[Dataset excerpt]
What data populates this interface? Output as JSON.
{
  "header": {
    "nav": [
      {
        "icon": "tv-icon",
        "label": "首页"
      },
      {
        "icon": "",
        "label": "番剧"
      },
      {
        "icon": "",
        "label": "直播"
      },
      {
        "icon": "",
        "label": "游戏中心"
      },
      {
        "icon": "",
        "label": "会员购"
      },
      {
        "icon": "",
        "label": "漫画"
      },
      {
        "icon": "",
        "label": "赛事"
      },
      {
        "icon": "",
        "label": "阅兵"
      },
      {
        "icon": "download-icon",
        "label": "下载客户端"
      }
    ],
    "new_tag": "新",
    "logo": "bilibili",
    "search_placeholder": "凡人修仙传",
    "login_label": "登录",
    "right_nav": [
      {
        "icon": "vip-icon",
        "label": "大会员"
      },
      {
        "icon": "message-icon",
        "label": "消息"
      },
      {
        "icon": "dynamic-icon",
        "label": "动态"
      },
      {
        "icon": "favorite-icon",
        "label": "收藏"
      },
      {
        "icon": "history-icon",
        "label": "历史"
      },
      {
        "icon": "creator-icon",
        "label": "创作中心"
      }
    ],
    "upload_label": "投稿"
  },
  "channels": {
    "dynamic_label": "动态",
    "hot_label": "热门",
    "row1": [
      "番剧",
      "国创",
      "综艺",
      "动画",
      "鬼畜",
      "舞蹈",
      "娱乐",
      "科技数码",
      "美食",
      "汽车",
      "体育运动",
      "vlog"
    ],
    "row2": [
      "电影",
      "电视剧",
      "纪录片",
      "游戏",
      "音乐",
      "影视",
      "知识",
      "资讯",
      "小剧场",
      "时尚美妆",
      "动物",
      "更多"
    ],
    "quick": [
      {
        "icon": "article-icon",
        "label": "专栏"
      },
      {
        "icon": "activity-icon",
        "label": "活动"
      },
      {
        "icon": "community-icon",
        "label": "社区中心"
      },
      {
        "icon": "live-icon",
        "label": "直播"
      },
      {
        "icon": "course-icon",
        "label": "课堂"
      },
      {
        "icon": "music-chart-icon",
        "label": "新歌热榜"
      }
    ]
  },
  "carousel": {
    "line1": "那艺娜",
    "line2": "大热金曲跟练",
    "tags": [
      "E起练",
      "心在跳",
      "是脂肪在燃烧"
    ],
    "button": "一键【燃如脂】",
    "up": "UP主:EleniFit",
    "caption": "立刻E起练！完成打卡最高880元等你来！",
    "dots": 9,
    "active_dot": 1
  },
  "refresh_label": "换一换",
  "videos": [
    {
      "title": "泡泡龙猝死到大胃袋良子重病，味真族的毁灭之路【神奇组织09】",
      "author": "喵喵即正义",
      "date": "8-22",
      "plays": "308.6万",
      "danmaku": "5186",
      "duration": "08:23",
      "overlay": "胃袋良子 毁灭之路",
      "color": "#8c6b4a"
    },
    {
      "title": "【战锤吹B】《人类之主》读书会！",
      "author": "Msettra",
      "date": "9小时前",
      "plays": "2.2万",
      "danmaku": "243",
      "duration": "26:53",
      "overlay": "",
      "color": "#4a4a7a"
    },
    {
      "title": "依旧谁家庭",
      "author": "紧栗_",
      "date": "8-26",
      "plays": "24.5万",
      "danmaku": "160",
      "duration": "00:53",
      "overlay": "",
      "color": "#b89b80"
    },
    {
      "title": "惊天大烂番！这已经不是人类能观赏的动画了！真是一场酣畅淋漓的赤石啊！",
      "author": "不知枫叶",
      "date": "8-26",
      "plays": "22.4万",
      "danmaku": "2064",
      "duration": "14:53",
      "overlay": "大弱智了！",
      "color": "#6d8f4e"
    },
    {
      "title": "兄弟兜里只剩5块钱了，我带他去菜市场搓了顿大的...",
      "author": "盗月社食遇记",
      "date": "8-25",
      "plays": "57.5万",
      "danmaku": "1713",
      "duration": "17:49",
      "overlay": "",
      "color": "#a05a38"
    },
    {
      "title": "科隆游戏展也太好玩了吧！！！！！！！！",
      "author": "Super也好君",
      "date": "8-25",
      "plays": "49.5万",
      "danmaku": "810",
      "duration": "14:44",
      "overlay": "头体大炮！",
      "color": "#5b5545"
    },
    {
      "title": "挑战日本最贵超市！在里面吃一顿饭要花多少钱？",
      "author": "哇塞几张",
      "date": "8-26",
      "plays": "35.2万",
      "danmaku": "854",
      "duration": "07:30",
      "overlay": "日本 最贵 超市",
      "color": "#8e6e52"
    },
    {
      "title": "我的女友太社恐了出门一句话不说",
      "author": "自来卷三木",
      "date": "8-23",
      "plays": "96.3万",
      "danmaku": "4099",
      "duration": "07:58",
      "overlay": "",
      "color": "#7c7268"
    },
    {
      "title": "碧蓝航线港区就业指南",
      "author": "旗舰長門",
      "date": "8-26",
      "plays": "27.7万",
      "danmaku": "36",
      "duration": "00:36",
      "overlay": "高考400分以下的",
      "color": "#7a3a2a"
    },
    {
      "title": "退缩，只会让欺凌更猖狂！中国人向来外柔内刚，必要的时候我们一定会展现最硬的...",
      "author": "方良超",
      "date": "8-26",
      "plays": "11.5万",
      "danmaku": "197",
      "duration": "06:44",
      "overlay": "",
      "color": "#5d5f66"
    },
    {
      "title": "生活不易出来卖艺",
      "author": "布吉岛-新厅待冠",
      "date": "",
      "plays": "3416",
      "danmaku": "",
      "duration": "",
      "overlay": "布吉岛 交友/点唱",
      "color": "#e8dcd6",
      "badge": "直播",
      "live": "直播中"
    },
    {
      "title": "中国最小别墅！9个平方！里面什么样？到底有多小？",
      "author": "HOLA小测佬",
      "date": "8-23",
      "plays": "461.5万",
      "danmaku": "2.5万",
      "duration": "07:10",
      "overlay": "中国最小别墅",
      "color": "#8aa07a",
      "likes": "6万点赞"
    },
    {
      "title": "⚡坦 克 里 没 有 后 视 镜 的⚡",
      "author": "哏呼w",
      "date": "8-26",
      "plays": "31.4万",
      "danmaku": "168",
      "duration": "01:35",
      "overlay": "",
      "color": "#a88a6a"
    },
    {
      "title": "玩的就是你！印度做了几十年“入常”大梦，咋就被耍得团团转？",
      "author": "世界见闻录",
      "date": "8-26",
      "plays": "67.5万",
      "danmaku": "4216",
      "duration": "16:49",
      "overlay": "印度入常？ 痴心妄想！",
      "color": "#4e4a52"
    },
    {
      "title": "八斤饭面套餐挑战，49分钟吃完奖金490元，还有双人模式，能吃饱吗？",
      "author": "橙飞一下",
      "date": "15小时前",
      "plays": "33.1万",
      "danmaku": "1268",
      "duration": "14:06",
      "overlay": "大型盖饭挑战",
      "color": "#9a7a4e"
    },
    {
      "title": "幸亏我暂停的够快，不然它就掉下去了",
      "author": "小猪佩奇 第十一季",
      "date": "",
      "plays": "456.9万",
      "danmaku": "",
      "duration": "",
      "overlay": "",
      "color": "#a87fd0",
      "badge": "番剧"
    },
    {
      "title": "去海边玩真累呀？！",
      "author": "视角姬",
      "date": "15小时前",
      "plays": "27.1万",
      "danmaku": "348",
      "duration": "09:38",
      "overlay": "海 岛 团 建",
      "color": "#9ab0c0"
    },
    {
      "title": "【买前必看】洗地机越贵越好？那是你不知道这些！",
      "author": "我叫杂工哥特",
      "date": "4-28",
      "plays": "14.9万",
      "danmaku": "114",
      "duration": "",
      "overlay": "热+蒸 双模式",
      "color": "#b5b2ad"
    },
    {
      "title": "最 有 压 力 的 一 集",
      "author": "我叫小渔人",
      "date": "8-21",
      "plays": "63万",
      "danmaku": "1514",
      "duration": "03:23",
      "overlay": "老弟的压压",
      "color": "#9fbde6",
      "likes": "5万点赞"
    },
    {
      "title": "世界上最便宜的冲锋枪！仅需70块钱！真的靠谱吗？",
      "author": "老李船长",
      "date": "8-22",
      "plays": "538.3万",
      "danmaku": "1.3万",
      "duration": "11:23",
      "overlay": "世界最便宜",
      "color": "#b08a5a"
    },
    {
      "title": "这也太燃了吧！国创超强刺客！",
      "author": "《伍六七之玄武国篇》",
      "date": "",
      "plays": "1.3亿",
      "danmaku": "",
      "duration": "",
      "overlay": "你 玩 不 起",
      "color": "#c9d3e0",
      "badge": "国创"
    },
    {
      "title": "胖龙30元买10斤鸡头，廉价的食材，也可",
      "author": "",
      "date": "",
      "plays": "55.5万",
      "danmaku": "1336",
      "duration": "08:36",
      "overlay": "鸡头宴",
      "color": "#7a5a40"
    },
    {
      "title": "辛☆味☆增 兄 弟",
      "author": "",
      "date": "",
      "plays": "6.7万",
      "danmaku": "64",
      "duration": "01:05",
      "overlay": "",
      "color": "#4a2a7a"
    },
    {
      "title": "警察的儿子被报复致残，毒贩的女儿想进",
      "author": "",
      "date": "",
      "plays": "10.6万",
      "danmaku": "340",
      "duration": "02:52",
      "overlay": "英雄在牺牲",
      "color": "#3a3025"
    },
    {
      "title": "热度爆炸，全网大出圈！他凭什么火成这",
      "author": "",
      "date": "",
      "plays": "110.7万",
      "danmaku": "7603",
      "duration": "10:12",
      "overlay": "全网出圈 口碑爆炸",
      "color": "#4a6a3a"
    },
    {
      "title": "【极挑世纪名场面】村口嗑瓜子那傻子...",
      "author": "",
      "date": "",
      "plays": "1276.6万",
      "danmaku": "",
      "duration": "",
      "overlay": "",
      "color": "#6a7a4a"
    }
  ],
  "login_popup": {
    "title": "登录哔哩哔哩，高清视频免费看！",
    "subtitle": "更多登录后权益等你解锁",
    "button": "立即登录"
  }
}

● **Exercise description**
Find each line holding the word "中国最小别墅" and copy it.

● **Written solution**
      "title": "中国最小别墅！9个平方！里面什么样？到底有多小？",
      "overlay": "中国最小别墅",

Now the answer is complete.